## Objective
Copy all lines below containing "mínimo".

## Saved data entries
>>>

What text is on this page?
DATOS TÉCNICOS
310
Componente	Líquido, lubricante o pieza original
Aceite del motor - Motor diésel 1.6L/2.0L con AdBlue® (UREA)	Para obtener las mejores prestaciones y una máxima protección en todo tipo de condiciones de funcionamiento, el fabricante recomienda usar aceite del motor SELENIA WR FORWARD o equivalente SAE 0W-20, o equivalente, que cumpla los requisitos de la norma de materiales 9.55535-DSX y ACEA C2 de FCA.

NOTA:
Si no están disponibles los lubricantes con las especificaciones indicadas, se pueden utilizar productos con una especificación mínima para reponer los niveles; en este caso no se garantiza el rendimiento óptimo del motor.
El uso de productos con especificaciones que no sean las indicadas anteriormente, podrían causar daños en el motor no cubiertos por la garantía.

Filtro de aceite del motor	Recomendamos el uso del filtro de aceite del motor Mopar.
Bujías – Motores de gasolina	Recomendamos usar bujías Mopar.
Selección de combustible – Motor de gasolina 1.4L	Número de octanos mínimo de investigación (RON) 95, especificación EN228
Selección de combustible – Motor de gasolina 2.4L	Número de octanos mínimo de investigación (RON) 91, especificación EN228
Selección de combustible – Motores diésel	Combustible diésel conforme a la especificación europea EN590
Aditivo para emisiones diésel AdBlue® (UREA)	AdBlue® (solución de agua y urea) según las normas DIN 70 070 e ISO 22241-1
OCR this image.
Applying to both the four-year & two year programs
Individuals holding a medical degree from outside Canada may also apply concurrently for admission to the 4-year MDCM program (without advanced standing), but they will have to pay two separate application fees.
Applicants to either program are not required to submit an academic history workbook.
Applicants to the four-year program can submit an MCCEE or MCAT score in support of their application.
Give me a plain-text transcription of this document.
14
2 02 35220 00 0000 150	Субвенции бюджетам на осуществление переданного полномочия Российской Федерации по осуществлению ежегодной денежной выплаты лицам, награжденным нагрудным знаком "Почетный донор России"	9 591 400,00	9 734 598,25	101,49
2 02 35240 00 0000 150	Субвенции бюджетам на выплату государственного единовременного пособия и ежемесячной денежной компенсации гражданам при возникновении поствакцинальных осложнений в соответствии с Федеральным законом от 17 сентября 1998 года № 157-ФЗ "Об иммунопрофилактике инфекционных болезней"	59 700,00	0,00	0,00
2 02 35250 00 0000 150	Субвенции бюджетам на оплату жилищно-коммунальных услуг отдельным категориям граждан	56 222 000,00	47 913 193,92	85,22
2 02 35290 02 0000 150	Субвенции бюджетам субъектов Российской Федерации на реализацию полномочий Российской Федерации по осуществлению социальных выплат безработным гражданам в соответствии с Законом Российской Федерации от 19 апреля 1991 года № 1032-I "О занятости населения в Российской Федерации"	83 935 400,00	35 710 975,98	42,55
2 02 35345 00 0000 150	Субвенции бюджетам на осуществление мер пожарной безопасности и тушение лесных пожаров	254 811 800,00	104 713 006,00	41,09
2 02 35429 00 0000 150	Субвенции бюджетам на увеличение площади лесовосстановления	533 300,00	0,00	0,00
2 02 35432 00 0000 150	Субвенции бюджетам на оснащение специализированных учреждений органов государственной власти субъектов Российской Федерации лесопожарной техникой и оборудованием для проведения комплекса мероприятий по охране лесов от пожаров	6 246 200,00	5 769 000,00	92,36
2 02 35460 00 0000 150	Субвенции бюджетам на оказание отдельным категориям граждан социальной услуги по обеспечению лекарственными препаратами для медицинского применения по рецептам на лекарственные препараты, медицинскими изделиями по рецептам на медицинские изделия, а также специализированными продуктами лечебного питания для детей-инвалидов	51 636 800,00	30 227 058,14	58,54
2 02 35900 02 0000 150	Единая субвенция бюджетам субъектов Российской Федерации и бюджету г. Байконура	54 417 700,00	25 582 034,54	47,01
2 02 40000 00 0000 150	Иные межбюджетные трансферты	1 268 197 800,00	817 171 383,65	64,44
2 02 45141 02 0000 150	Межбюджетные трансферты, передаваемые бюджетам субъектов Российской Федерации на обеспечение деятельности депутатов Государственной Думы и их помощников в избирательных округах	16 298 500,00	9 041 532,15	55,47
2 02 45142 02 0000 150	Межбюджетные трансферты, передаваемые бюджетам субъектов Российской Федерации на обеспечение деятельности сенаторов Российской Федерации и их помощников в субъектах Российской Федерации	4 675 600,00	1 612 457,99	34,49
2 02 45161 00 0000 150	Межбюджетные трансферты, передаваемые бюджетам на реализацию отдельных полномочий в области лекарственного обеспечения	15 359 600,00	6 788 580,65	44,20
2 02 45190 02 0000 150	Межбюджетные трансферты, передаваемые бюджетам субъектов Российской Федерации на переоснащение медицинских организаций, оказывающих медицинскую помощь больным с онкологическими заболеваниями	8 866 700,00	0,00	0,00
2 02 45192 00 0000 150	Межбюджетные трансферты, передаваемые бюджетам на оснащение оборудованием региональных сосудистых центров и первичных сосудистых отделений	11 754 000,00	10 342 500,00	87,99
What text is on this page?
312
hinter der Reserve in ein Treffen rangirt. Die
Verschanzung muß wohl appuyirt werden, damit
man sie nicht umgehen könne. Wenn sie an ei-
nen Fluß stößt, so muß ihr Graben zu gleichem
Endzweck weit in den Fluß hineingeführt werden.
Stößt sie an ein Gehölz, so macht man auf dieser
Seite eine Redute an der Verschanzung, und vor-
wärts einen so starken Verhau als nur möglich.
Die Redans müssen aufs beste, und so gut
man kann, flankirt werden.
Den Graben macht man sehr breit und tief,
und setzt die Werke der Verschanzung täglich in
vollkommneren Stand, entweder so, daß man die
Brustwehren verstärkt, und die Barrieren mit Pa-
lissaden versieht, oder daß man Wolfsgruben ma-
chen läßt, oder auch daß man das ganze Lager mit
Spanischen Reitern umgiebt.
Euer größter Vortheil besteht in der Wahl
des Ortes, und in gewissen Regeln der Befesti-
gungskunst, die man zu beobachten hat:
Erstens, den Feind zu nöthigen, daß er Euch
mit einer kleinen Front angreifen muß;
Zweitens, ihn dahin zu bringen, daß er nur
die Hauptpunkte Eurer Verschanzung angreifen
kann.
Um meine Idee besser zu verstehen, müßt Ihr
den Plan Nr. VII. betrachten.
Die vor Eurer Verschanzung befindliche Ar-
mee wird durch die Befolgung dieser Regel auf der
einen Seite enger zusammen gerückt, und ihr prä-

<<<

## Task response
Selección de combustible – Motor de gasolina 1.4L	Número de octanos mínimo de investigación (RON) 95, especificación EN228
Selección de combustible – Motor de gasolina 2.4L	Número de octanos mínimo de investigación (RON) 91, especificación EN228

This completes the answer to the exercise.